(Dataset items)

━━━━━━

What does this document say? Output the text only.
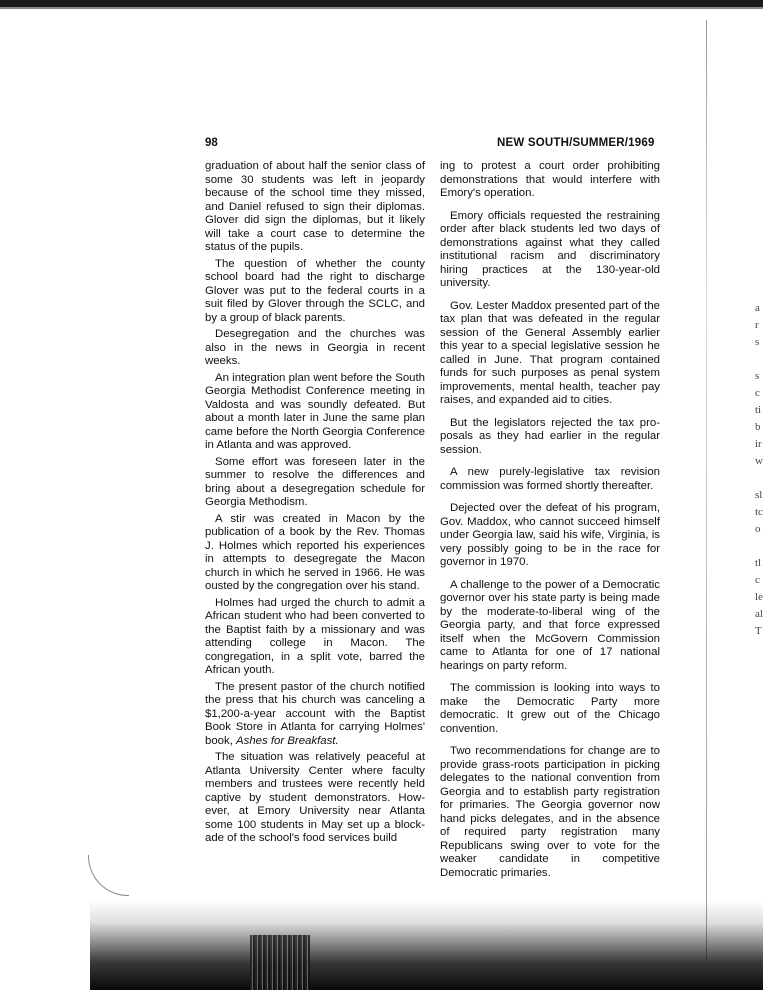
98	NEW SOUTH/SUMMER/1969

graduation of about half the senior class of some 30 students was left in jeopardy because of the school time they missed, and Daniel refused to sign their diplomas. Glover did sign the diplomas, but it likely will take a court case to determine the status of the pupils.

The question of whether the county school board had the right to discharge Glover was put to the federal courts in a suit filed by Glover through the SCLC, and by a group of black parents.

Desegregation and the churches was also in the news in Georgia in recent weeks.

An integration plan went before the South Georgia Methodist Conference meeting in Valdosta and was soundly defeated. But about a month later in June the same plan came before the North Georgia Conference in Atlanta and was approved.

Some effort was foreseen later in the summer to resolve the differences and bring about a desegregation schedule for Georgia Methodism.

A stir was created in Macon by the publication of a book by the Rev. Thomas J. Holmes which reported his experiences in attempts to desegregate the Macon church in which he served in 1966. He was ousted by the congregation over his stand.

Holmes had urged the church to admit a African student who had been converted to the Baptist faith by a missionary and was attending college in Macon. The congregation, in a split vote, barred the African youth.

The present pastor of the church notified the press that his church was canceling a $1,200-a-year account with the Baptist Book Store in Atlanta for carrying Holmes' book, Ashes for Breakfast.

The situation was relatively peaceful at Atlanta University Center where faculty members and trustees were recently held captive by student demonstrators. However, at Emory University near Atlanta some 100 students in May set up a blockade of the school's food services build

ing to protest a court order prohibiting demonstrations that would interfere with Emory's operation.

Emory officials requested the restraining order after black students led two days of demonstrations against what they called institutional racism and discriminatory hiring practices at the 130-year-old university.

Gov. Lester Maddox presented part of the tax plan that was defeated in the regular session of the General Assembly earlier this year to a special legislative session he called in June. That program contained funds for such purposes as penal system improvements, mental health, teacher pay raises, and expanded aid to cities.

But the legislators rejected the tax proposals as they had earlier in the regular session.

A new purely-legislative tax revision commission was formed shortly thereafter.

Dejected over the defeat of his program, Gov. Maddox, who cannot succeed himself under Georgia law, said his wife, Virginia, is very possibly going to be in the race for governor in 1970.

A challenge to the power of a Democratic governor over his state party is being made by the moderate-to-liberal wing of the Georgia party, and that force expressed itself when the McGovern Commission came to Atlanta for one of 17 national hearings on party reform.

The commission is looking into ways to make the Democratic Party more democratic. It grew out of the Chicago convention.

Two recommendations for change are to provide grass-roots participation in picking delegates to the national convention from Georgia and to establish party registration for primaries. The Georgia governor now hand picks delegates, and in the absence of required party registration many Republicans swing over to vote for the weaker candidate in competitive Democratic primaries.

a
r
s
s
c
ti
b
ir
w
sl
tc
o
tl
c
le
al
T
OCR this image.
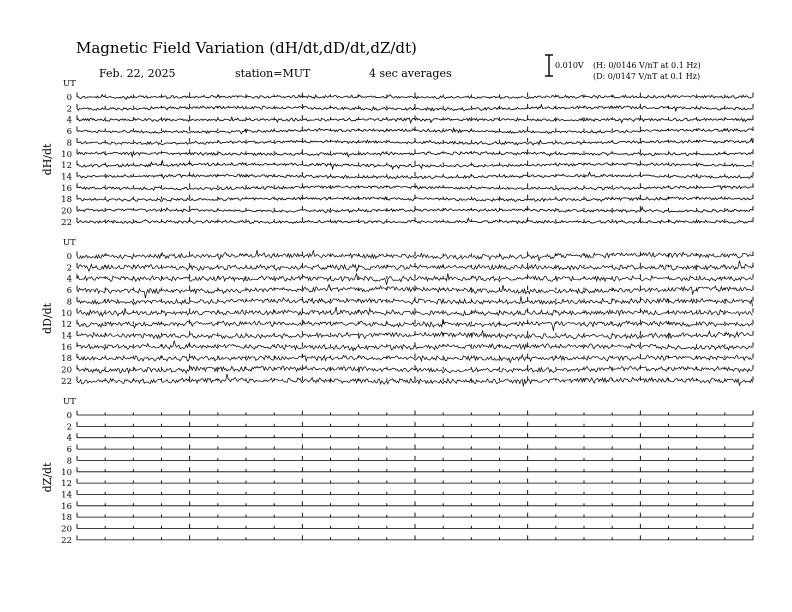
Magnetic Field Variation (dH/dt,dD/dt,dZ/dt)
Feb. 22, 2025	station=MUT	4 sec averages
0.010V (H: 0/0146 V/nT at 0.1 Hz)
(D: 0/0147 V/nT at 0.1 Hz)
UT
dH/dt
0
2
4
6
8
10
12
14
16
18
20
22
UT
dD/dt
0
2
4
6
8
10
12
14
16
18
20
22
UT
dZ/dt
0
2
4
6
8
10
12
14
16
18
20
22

━━━━━━

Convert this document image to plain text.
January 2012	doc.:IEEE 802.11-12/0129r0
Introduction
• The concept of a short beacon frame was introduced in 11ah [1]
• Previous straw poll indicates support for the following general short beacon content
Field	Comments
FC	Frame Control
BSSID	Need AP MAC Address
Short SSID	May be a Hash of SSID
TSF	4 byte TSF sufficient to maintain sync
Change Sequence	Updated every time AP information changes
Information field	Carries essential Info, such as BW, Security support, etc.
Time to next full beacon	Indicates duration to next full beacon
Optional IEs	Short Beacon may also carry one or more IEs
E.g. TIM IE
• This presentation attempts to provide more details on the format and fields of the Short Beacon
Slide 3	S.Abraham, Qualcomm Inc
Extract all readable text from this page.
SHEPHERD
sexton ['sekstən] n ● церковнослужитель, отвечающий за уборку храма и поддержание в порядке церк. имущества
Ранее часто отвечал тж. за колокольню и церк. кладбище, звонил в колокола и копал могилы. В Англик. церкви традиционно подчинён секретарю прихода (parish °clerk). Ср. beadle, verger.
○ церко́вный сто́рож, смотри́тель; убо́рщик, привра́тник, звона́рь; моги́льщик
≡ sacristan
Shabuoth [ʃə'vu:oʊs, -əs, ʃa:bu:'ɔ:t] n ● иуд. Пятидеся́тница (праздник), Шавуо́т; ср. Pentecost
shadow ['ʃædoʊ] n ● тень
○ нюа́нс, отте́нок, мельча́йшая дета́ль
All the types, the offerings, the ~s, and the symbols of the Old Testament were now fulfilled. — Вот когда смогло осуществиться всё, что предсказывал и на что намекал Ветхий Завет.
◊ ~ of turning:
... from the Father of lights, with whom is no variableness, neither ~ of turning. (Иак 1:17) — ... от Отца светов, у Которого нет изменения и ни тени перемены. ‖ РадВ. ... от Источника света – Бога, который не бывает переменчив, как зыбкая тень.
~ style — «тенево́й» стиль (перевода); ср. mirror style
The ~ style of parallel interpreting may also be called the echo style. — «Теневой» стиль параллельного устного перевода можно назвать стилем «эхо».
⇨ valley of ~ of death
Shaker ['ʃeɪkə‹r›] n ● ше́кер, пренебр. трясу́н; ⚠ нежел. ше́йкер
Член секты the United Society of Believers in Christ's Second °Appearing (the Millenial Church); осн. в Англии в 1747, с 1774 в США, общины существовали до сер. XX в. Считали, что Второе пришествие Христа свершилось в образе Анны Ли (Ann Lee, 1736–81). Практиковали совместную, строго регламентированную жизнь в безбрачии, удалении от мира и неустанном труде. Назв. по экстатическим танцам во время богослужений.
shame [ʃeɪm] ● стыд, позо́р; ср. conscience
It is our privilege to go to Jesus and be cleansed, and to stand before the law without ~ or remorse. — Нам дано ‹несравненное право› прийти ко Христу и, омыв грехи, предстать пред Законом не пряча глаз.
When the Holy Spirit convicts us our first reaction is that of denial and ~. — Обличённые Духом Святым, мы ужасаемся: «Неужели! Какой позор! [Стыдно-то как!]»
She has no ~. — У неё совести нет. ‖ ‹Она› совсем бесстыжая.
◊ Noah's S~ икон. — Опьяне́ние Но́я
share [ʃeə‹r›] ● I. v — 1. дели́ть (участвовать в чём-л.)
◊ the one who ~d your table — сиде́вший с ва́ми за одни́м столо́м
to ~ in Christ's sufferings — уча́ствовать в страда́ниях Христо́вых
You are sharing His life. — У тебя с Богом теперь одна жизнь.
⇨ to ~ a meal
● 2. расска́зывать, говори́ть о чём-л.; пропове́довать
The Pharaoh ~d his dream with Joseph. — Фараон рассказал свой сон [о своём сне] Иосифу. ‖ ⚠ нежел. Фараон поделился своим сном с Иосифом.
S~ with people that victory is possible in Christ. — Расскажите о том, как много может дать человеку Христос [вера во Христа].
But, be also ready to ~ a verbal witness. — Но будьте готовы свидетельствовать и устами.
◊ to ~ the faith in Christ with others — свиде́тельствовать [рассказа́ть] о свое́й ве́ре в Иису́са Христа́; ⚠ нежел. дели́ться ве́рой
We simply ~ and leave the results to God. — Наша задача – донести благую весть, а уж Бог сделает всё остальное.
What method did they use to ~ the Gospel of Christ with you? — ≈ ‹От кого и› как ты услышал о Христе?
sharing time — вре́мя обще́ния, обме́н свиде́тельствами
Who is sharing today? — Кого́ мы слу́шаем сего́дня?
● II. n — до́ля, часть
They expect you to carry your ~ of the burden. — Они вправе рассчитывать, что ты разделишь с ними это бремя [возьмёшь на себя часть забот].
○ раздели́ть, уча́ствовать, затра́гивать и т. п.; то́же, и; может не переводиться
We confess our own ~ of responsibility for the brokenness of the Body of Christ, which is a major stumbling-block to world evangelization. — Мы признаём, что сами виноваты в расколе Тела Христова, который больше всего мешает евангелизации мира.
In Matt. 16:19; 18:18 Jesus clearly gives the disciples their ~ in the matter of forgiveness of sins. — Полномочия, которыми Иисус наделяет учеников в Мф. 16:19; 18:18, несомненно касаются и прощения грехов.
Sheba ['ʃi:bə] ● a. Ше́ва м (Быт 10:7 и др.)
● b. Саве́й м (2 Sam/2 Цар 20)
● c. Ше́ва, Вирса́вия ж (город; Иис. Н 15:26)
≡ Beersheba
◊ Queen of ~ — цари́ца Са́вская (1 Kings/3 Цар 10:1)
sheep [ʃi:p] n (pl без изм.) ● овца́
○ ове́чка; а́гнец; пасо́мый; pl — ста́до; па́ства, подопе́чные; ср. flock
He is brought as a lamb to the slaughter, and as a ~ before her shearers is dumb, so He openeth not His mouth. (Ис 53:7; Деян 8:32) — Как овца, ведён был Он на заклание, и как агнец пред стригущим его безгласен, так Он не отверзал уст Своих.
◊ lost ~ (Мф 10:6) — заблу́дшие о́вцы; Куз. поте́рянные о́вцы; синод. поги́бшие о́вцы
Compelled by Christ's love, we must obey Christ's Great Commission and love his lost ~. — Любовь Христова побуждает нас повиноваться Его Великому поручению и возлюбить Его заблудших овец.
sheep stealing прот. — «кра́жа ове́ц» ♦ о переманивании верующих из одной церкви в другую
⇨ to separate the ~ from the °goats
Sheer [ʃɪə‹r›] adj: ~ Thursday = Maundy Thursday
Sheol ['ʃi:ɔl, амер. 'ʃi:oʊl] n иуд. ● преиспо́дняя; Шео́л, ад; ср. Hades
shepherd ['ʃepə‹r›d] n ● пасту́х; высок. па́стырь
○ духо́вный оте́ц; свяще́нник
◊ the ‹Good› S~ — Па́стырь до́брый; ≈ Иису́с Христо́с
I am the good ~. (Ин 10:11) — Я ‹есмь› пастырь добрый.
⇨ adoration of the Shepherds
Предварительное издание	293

━━━━━━

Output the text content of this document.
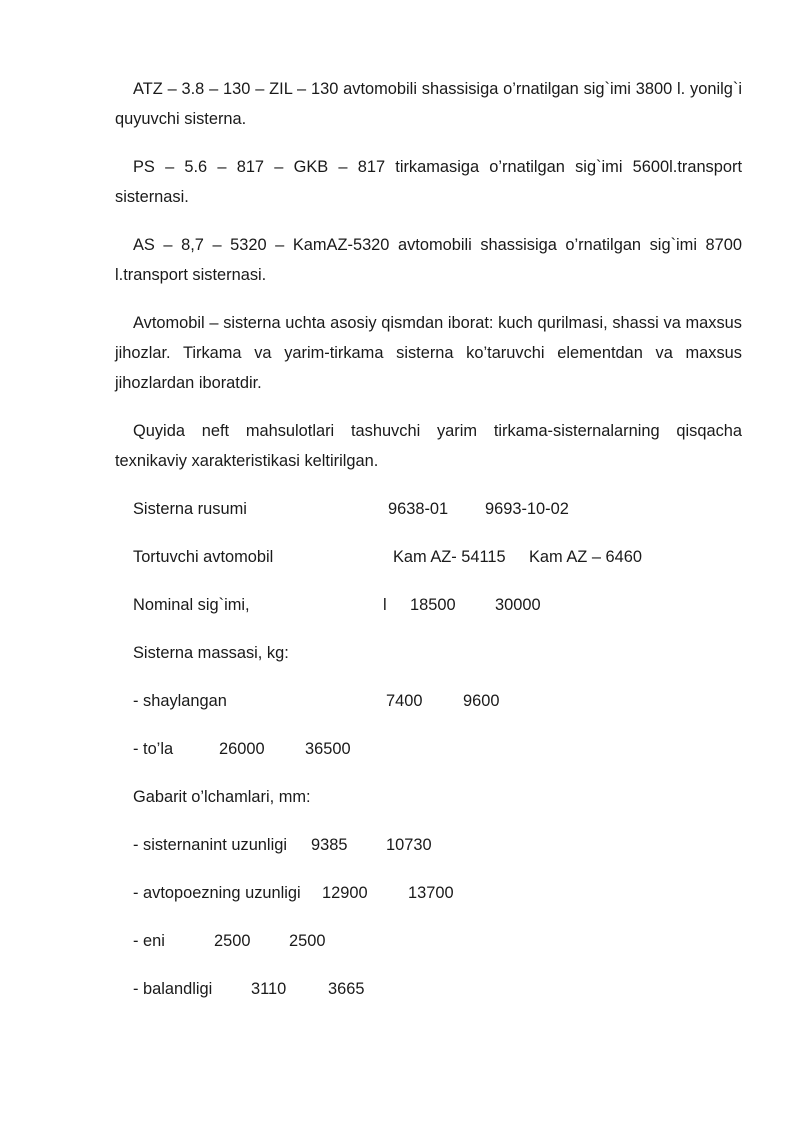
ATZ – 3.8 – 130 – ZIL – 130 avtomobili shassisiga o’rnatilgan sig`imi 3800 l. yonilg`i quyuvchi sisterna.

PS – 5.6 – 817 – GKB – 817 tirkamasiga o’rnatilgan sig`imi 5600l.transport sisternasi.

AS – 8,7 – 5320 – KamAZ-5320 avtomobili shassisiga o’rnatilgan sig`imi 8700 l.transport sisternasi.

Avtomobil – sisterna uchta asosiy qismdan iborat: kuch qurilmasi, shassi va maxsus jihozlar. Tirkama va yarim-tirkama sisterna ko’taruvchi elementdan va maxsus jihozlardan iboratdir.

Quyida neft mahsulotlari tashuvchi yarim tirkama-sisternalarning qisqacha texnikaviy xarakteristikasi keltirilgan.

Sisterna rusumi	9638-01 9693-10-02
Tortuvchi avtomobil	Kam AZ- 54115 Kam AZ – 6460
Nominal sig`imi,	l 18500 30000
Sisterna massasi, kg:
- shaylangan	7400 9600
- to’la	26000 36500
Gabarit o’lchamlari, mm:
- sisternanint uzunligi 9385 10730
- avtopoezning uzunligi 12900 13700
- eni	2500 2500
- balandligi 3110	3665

━━━━━━

◆ WHAT THE EXERCISE ASKS ◆
Filter the entries above down to the lines containing the word "yarim".

◆ ANSWER TO THIS PROBLEM ◆
Avtomobil – sisterna uchta asosiy qismdan iborat: kuch qurilmasi, shassi va maxsus jihozlar. Tirkama va yarim-tirkama sisterna ko’taruvchi elementdan va maxsus jihozlardan iboratdir.
Quyida neft mahsulotlari tashuvchi yarim tirkama-sisternalarning qisqacha texnikaviy xarakteristikasi keltirilgan.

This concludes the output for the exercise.